Data entries
▼

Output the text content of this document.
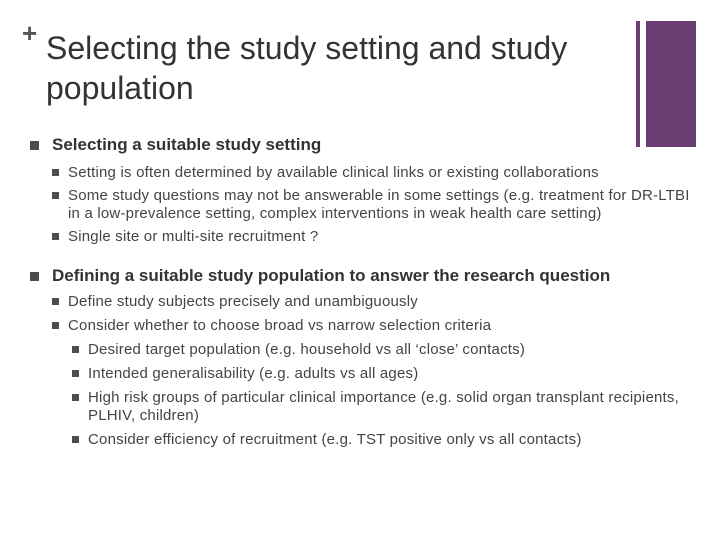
+ Selecting the study setting and study population
Selecting a suitable study setting
Setting is often determined by available clinical links or existing collaborations
Some study questions may not be answerable in some settings (e.g. treatment for DR-LTBI in a low-prevalence setting, complex interventions in weak health care setting)
Single site or multi-site recruitment ?
Defining a suitable study population to answer the research question
Define study subjects precisely and unambiguously
Consider whether to choose broad vs narrow selection criteria
Desired target population (e.g. household vs all ‘close’ contacts)
Intended generalisability (e.g. adults vs all ages)
High risk groups of particular clinical importance (e.g. solid organ transplant recipients, PLHIV, children)
Consider efficiency of recruitment (e.g. TST positive only vs all contacts)
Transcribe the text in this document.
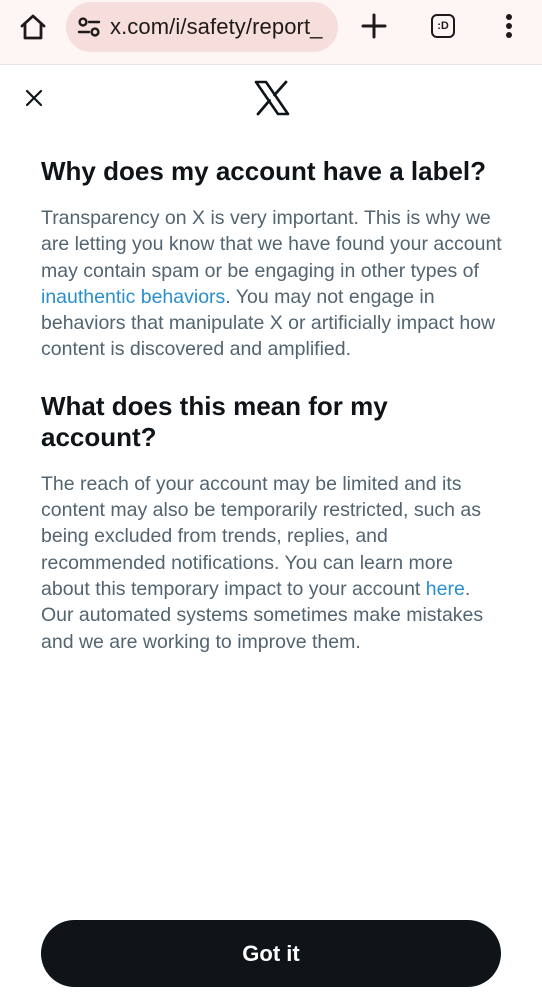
x.com/i/safety/report_	:D
Why does my account have a label?

Transparency on X is very important. This is why we are letting you know that we have found your account may contain spam or be engaging in other types of inauthentic behaviors. You may not engage in behaviors that manipulate X or artificially impact how content is discovered and amplified.

What does this mean for my account?

The reach of your account may be limited and its content may also be temporarily restricted, such as being excluded from trends, replies, and recommended notifications. You can learn more about this temporary impact to your account here. Our automated systems sometimes make mistakes and we are working to improve them.

Got it
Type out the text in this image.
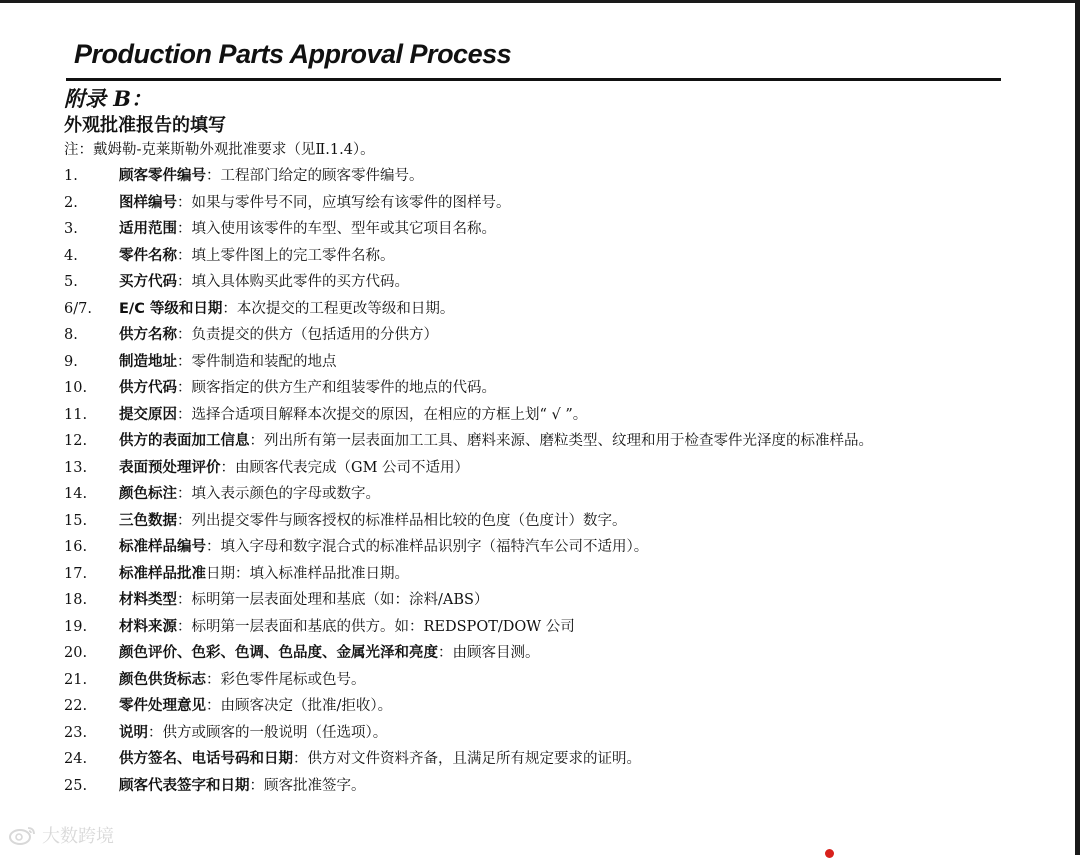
Production Parts Approval Process
附录 B：
外观批准报告的填写
注：戴姆勒-克莱斯勒外观批准要求（见Ⅱ.1.4）。
1.	顾客零件编号：工程部门给定的顾客零件编号。
2.	图样编号：如果与零件号不同，应填写绘有该零件的图样号。
3.	适用范围：填入使用该零件的车型、型年或其它项目名称。
4.	零件名称：填上零件图上的完工零件名称。
5.	买方代码：填入具体购买此零件的买方代码。
6/7.	E/C 等级和日期：本次提交的工程更改等级和日期。
8.	供方名称：负责提交的供方（包括适用的分供方）
9.	制造地址：零件制造和装配的地点
10.	供方代码：顾客指定的供方生产和组装零件的地点的代码。
11.	提交原因：选择合适项目解释本次提交的原因，在相应的方框上划“ √ ”。
12.	供方的表面加工信息：列出所有第一层表面加工工具、磨料来源、磨粒类型、纹理和用于检查零件光泽度的标准样品。
13.	表面预处理评价：由顾客代表完成（GM 公司不适用）
14.	颜色标注：填入表示颜色的字母或数字。
15.	三色数据：列出提交零件与顾客授权的标准样品相比较的色度（色度计）数字。
16.	标准样品编号：填入字母和数字混合式的标准样品识别字（福特汽车公司不适用）。
17.	标准样品批准日期：填入标准样品批准日期。
18.	材料类型：标明第一层表面处理和基底（如：涂料/ABS）
19.	材料来源：标明第一层表面和基底的供方。如：REDSPOT/DOW 公司
20.	颜色评价、色彩、色调、色品度、金属光泽和亮度：由顾客目测。
21.	颜色供货标志：彩色零件尾标或色号。
22.	零件处理意见：由顾客决定（批准/拒收）。
23.	说明：供方或顾客的一般说明（任选项）。
24.	供方签名、电话号码和日期：供方对文件资料齐备，且满足所有规定要求的证明。
25.	顾客代表签字和日期：顾客批准签字。
大数跨境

▲

- [What the task asks] Using the records given above, list every line that includes the word "population".

- [Full solution]
+ Selecting the study setting and study population
Defining a suitable study population to answer the research question
Desired target population (e.g. household vs all ‘close’ contacts)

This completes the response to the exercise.